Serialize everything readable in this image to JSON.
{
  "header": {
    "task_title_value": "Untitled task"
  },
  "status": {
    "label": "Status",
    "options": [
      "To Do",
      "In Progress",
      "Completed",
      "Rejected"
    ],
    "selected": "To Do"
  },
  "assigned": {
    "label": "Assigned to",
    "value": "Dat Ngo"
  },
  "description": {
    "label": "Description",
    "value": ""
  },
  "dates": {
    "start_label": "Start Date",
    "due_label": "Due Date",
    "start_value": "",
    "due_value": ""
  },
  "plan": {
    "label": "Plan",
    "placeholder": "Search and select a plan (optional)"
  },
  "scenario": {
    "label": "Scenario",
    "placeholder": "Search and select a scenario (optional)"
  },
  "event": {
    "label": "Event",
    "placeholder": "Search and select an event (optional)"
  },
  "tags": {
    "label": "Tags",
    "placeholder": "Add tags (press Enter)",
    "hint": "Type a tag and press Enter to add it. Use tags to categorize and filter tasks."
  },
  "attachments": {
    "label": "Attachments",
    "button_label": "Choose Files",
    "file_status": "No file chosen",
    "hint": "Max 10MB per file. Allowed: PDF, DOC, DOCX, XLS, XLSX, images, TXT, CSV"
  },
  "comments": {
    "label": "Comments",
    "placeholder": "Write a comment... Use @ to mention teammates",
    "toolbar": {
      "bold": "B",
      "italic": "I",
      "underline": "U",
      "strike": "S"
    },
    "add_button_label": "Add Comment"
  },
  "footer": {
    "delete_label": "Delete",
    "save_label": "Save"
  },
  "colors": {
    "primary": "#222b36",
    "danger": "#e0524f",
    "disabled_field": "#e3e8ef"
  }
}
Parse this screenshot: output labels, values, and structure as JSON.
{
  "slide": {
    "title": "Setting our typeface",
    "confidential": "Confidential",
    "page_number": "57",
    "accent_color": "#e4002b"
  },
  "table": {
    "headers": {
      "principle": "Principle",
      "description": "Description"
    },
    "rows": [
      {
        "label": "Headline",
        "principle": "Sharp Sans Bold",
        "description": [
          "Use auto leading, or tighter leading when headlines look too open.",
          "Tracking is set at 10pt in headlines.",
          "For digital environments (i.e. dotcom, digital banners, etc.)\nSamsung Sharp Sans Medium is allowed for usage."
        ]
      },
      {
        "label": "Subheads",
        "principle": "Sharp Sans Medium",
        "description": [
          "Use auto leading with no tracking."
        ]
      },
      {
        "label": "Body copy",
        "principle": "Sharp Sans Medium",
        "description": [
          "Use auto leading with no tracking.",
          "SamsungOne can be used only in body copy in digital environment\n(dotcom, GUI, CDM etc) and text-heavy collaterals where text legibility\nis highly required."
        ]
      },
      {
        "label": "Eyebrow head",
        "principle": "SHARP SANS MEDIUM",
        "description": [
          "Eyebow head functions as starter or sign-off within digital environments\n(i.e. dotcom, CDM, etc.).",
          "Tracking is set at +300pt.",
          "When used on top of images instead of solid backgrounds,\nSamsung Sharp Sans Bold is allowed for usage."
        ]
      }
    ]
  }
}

- _WRITTEN TASK_
Say how many lines in this listing hold the string "Search", giving the count and nothing more.

- _WRITTEN RESPONSE_
3